REQUIRED TASK:
In your copy, repeat the records exactly and leave out the pictures.
•••••
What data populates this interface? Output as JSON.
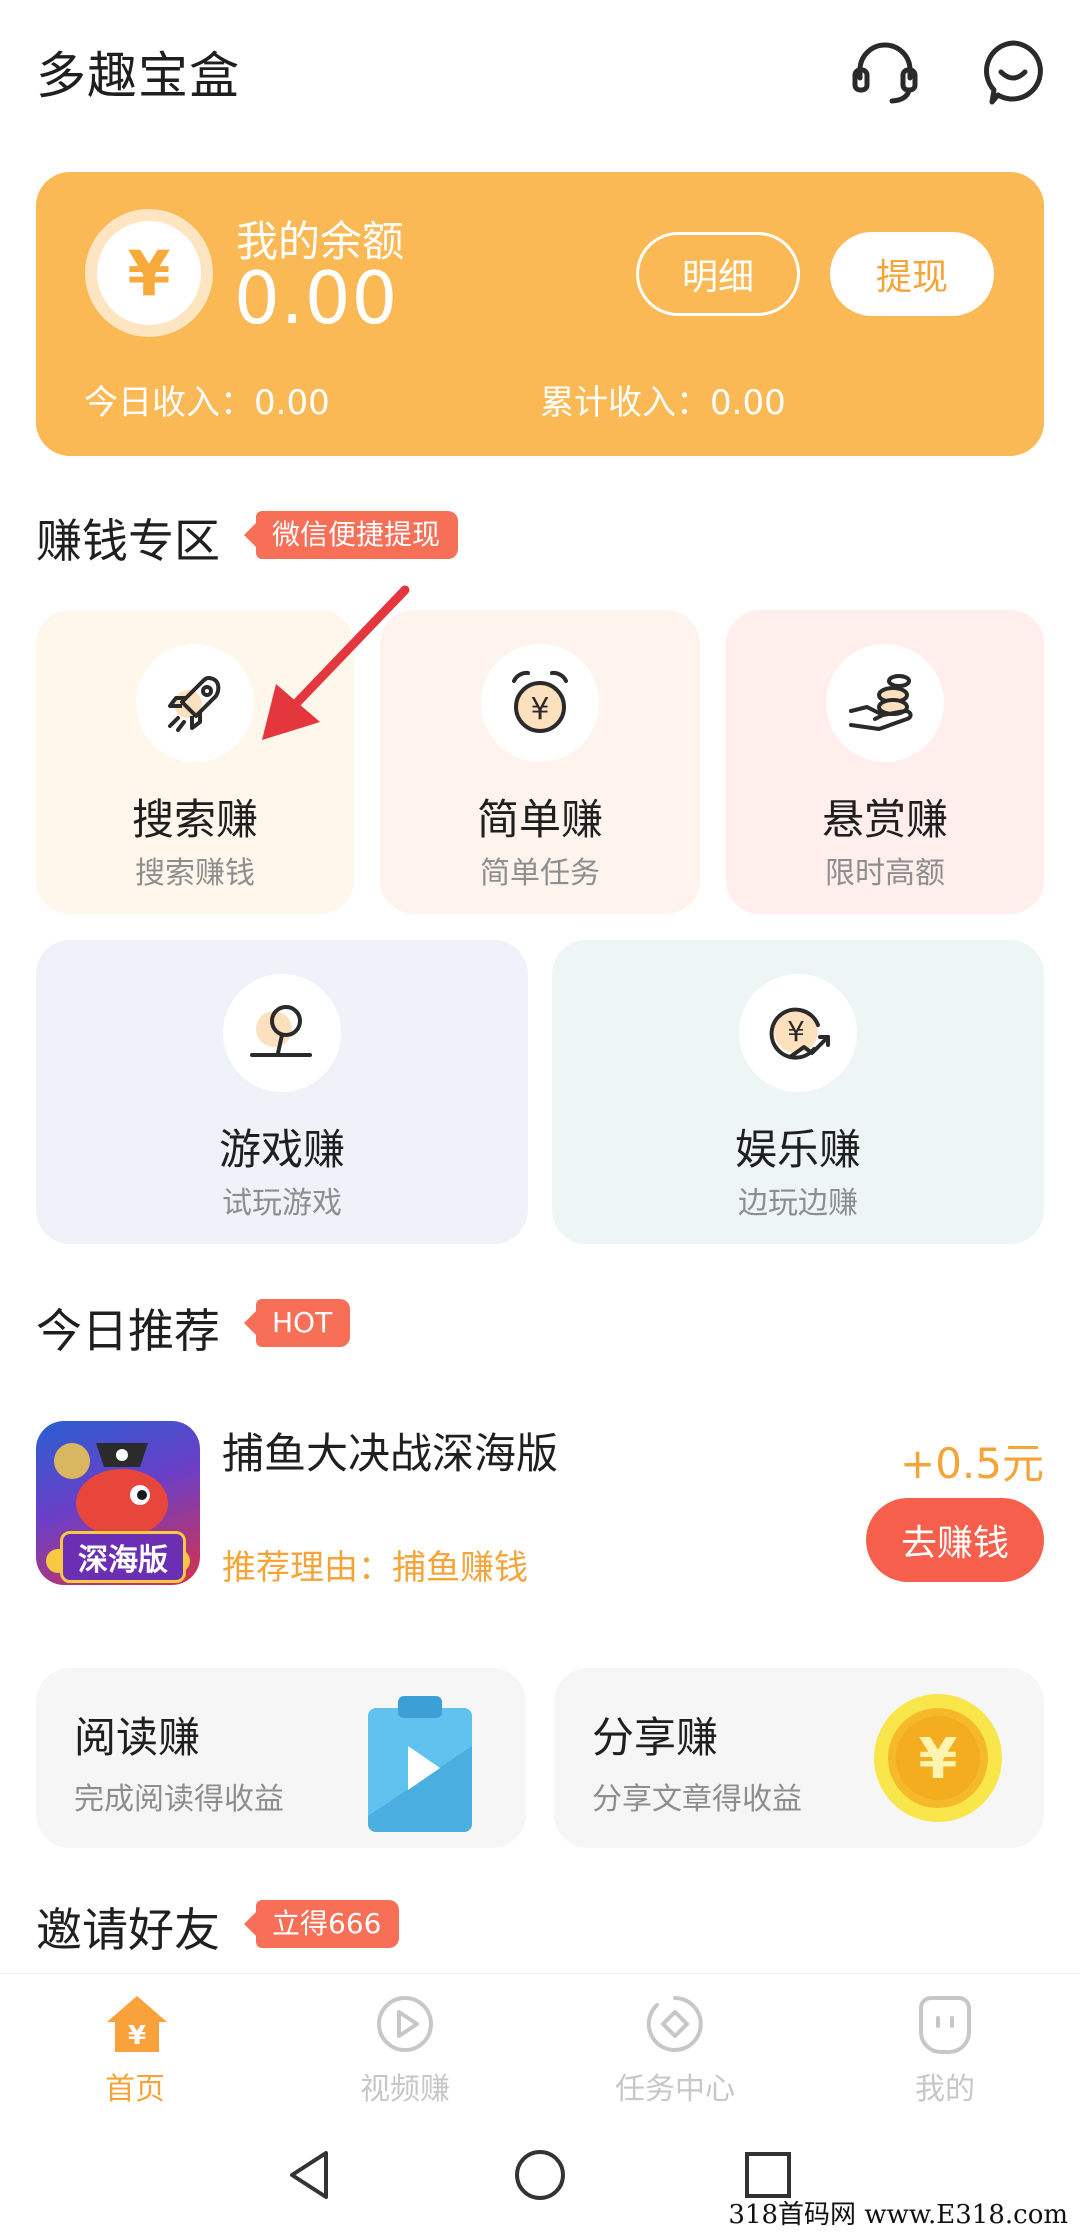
{
  "app": {
    "title": "多趣宝盒"
  },
  "top_icons": {
    "service": "headset-icon",
    "message": "smile-chat-icon"
  },
  "balance": {
    "label": "我的余额",
    "amount": "0.00",
    "currency_symbol": "¥",
    "detail_button": "明细",
    "withdraw_button": "提现",
    "today_income_label": "今日收入：",
    "today_income_value": "0.00",
    "total_income_label": "累计收入：",
    "total_income_value": "0.00"
  },
  "earn_section": {
    "title": "赚钱专区",
    "tag": "微信便捷提现",
    "cards": [
      {
        "title": "搜索赚",
        "subtitle": "搜索赚钱",
        "icon": "rocket-icon"
      },
      {
        "title": "简单赚",
        "subtitle": "简单任务",
        "icon": "alarm-coin-icon"
      },
      {
        "title": "悬赏赚",
        "subtitle": "限时高额",
        "icon": "hand-coins-icon"
      },
      {
        "title": "游戏赚",
        "subtitle": "试玩游戏",
        "icon": "joystick-icon"
      },
      {
        "title": "娱乐赚",
        "subtitle": "边玩边赚",
        "icon": "coin-trend-icon"
      }
    ]
  },
  "recommend": {
    "title": "今日推荐",
    "tag": "HOT",
    "item": {
      "name": "捕鱼大决战深海版",
      "reason_label": "推荐理由：",
      "reason": "捕鱼赚钱",
      "reward": "+0.5元",
      "button": "去赚钱",
      "thumb_text": "深海版"
    }
  },
  "mini_cards": [
    {
      "title": "阅读赚",
      "subtitle": "完成阅读得收益",
      "icon": "clipboard-play-icon"
    },
    {
      "title": "分享赚",
      "subtitle": "分享文章得收益",
      "icon": "gold-coin-icon"
    }
  ],
  "invite": {
    "title": "邀请好友",
    "tag": "立得666"
  },
  "bottom_nav": [
    {
      "label": "首页",
      "active": true
    },
    {
      "label": "视频赚",
      "active": false
    },
    {
      "label": "任务中心",
      "active": false
    },
    {
      "label": "我的",
      "active": false
    }
  ],
  "watermark": "318首码网 www.E318.com",
  "colors": {
    "accent_orange": "#fbb955",
    "primary_red": "#f55f4b",
    "text_orange": "#f5a43a",
    "inactive_gray": "#c7c7c7"
  }
}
•••••
OUTPUT FOR THIS TASK:
What data populates this interface? Output as JSON.
{
  "app": {
    "title": "多趣宝盒"
  },
  "top_icons": {
    "service": "headset-icon",
    "message": "smile-chat-icon"
  },
  "balance": {
    "label": "我的余额",
    "amount": "0.00",
    "currency_symbol": "¥",
    "detail_button": "明细",
    "withdraw_button": "提现",
    "today_income_label": "今日收入：",
    "today_income_value": "0.00",
    "total_income_label": "累计收入：",
    "total_income_value": "0.00"
  },
  "earn_section": {
    "title": "赚钱专区",
    "tag": "微信便捷提现",
    "cards": [
      {
        "title": "搜索赚",
        "subtitle": "搜索赚钱",
        "icon": "rocket-icon"
      },
      {
        "title": "简单赚",
        "subtitle": "简单任务",
        "icon": "alarm-coin-icon"
      },
      {
        "title": "悬赏赚",
        "subtitle": "限时高额",
        "icon": "hand-coins-icon"
      },
      {
        "title": "游戏赚",
        "subtitle": "试玩游戏",
        "icon": "joystick-icon"
      },
      {
        "title": "娱乐赚",
        "subtitle": "边玩边赚",
        "icon": "coin-trend-icon"
      }
    ]
  },
  "recommend": {
    "title": "今日推荐",
    "tag": "HOT",
    "item": {
      "name": "捕鱼大决战深海版",
      "reason_label": "推荐理由：",
      "reason": "捕鱼赚钱",
      "reward": "+0.5元",
      "button": "去赚钱",
      "thumb_text": "深海版"
    }
  },
  "mini_cards": [
    {
      "title": "阅读赚",
      "subtitle": "完成阅读得收益",
      "icon": "clipboard-play-icon"
    },
    {
      "title": "分享赚",
      "subtitle": "分享文章得收益",
      "icon": "gold-coin-icon"
    }
  ],
  "invite": {
    "title": "邀请好友",
    "tag": "立得666"
  },
  "bottom_nav": [
    {
      "label": "首页",
      "active": true
    },
    {
      "label": "视频赚",
      "active": false
    },
    {
      "label": "任务中心",
      "active": false
    },
    {
      "label": "我的",
      "active": false
    }
  ],
  "watermark": "318首码网 www.E318.com",
  "colors": {
    "accent_orange": "#fbb955",
    "primary_red": "#f55f4b",
    "text_orange": "#f5a43a",
    "inactive_gray": "#c7c7c7"
  }
}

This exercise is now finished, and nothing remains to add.